• _WORK TO COMPLETE_
Extract all lines that hold the string "glyph".

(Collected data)
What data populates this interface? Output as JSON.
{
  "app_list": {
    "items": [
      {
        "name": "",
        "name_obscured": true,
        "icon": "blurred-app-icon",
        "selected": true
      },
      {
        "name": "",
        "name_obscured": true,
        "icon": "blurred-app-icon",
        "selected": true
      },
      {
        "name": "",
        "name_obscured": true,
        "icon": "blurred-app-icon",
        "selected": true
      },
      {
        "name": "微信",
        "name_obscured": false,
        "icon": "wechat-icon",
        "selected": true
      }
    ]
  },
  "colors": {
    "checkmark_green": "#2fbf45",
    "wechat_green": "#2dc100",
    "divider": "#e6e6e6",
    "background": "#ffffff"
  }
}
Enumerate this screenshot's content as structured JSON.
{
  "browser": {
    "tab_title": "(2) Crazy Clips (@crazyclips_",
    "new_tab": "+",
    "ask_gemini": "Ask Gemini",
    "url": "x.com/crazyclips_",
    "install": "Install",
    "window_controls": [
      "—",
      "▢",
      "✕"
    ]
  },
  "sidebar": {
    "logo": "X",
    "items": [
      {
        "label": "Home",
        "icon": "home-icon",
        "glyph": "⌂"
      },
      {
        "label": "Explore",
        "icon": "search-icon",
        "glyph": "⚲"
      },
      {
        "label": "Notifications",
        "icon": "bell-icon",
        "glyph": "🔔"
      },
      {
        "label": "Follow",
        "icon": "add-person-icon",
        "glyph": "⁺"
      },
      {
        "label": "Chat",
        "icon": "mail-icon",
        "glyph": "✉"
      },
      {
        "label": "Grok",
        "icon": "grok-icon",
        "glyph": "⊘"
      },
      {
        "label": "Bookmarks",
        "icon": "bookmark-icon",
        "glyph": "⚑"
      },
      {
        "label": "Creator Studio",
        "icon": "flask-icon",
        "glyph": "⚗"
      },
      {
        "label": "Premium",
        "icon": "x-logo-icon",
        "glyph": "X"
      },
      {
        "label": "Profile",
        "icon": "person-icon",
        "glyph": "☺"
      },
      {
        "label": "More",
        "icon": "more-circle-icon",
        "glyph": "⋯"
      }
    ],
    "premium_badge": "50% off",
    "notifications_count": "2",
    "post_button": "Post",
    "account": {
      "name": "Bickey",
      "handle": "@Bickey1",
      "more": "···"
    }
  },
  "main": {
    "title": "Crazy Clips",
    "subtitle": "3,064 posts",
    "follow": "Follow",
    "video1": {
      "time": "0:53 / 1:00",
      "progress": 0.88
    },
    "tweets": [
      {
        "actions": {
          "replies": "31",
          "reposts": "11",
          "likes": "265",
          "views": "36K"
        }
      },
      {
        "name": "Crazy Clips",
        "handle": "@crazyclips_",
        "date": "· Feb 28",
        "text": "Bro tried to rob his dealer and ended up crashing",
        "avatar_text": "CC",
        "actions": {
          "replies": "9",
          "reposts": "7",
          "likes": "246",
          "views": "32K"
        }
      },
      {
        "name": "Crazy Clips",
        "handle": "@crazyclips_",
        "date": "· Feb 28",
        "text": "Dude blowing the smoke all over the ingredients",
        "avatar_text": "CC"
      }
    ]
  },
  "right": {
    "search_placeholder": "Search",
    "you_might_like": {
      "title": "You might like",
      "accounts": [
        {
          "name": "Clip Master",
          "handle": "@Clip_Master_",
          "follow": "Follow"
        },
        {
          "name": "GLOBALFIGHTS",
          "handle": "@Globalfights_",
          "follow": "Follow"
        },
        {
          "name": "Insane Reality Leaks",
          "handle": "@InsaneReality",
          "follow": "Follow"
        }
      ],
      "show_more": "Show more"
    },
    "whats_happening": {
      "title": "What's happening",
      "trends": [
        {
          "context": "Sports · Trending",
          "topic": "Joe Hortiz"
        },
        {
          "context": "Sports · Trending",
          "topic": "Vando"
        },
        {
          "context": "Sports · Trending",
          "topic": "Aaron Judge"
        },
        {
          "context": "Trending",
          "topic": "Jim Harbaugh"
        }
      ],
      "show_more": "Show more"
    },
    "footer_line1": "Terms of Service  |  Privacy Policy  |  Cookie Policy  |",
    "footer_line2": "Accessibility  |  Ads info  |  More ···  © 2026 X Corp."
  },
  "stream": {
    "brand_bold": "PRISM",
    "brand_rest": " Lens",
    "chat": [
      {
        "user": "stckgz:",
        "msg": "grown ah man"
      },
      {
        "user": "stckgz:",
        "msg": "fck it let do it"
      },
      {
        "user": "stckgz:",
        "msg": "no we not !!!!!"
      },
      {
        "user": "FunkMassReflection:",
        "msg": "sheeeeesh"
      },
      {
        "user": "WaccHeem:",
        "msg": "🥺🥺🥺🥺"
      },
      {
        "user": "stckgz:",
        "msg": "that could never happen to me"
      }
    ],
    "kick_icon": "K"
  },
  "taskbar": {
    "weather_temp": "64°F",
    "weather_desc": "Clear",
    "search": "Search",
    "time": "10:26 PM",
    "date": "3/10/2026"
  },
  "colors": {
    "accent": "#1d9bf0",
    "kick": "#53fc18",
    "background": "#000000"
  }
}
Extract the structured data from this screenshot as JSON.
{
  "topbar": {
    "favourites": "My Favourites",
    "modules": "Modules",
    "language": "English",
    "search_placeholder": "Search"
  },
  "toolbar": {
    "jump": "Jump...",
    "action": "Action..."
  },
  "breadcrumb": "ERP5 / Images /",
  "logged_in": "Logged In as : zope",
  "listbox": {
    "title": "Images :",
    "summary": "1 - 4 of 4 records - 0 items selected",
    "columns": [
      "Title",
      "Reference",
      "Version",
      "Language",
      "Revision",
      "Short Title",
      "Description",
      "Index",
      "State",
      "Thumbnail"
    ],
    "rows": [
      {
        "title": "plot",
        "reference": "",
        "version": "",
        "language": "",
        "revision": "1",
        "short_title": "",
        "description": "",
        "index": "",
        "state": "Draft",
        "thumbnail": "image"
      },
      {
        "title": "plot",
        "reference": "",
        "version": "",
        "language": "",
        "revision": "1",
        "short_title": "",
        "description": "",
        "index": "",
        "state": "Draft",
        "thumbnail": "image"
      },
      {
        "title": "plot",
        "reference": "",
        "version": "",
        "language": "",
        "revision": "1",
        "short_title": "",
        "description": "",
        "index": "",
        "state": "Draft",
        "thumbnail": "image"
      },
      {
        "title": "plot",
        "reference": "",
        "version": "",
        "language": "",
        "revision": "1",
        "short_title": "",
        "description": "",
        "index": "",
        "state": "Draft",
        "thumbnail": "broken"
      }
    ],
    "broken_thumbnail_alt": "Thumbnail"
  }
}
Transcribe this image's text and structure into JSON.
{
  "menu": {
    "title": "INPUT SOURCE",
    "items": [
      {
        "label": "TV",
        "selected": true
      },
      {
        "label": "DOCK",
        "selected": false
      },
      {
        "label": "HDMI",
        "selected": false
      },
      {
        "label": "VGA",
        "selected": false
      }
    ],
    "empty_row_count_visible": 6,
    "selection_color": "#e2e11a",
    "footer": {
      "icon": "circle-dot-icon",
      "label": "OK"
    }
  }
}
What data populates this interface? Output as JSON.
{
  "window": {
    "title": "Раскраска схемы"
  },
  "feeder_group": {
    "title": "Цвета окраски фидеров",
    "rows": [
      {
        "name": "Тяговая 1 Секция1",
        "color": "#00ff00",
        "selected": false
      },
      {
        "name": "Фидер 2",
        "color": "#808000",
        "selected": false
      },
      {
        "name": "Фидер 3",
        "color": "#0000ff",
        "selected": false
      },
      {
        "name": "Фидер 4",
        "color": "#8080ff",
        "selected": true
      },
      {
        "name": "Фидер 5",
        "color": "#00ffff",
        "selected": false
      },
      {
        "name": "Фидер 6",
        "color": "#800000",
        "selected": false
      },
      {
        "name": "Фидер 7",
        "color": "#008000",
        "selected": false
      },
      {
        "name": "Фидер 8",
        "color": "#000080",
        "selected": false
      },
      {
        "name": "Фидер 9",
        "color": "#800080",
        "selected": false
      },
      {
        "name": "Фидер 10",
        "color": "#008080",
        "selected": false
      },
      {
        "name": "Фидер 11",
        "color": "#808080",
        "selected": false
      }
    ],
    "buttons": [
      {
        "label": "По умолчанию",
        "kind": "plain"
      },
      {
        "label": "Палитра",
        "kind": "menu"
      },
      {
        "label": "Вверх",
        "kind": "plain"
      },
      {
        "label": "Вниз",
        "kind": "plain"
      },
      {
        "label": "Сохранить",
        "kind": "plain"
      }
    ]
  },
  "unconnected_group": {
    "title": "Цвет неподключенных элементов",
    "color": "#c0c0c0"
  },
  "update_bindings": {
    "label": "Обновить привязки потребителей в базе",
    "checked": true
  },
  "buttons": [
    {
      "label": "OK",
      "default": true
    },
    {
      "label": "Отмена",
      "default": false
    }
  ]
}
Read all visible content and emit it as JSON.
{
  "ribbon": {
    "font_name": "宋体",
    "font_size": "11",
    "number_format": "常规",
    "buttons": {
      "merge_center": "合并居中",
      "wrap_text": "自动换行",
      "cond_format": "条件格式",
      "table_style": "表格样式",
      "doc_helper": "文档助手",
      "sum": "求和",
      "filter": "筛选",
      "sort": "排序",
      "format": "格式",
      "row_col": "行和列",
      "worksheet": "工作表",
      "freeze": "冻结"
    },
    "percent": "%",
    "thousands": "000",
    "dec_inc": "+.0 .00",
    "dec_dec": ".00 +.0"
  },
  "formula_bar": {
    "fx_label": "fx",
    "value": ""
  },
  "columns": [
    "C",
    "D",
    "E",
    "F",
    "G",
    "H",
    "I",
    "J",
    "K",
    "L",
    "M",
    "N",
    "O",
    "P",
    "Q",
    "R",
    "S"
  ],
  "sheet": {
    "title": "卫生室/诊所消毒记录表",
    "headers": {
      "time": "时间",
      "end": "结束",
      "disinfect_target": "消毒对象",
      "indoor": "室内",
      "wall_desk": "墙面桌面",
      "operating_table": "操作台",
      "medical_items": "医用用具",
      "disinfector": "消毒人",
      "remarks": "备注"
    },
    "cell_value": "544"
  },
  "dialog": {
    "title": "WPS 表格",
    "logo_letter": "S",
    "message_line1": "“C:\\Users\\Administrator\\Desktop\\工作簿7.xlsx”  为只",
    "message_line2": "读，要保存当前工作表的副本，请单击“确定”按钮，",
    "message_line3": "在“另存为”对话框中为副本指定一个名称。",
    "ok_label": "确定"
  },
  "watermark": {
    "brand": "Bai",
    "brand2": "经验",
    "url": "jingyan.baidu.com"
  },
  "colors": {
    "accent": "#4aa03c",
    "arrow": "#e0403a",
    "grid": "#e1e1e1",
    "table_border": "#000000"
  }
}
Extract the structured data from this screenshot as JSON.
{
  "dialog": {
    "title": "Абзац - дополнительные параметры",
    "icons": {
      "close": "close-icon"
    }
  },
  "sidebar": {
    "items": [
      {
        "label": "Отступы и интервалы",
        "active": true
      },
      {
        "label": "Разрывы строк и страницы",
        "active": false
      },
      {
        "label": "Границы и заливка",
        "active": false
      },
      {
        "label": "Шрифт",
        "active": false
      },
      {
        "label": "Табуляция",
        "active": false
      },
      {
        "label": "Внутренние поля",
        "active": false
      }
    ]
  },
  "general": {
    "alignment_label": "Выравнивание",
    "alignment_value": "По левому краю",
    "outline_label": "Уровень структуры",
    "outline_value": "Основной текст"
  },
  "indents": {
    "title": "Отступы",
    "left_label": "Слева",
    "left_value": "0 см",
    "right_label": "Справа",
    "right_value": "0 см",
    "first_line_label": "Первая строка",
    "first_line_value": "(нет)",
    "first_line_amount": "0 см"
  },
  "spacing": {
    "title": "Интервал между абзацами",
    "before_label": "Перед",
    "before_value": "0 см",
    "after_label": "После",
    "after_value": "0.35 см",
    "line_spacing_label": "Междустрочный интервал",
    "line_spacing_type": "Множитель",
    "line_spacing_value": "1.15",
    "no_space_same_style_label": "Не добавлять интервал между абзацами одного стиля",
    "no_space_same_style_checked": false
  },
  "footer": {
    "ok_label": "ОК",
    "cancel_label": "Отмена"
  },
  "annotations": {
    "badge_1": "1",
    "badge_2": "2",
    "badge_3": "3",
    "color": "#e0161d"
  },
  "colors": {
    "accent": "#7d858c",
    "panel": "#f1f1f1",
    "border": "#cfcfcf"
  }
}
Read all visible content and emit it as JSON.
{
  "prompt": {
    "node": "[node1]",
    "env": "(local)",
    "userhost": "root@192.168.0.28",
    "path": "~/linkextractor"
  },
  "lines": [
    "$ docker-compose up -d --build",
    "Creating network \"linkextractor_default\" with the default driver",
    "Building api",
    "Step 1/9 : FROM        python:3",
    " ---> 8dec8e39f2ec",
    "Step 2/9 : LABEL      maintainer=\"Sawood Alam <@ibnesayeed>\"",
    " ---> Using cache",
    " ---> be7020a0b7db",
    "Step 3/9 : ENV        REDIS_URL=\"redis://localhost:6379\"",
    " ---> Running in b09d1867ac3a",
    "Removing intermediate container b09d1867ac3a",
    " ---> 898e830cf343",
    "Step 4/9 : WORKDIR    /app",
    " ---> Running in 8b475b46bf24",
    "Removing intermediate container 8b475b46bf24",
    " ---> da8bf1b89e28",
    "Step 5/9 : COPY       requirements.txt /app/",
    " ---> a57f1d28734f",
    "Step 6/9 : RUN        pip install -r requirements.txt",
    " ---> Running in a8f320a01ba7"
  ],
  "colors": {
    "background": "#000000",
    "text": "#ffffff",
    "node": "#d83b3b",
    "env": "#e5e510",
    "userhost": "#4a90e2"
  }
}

• _WRITTEN SOLUTION_
        "glyph": "⌂"
        "glyph": "⚲"
        "glyph": "🔔"
        "glyph": "⁺"
        "glyph": "✉"
        "glyph": "⊘"
        "glyph": "⚑"
        "glyph": "⚗"
        "glyph": "X"
        "glyph": "☺"
        "glyph": "⋯"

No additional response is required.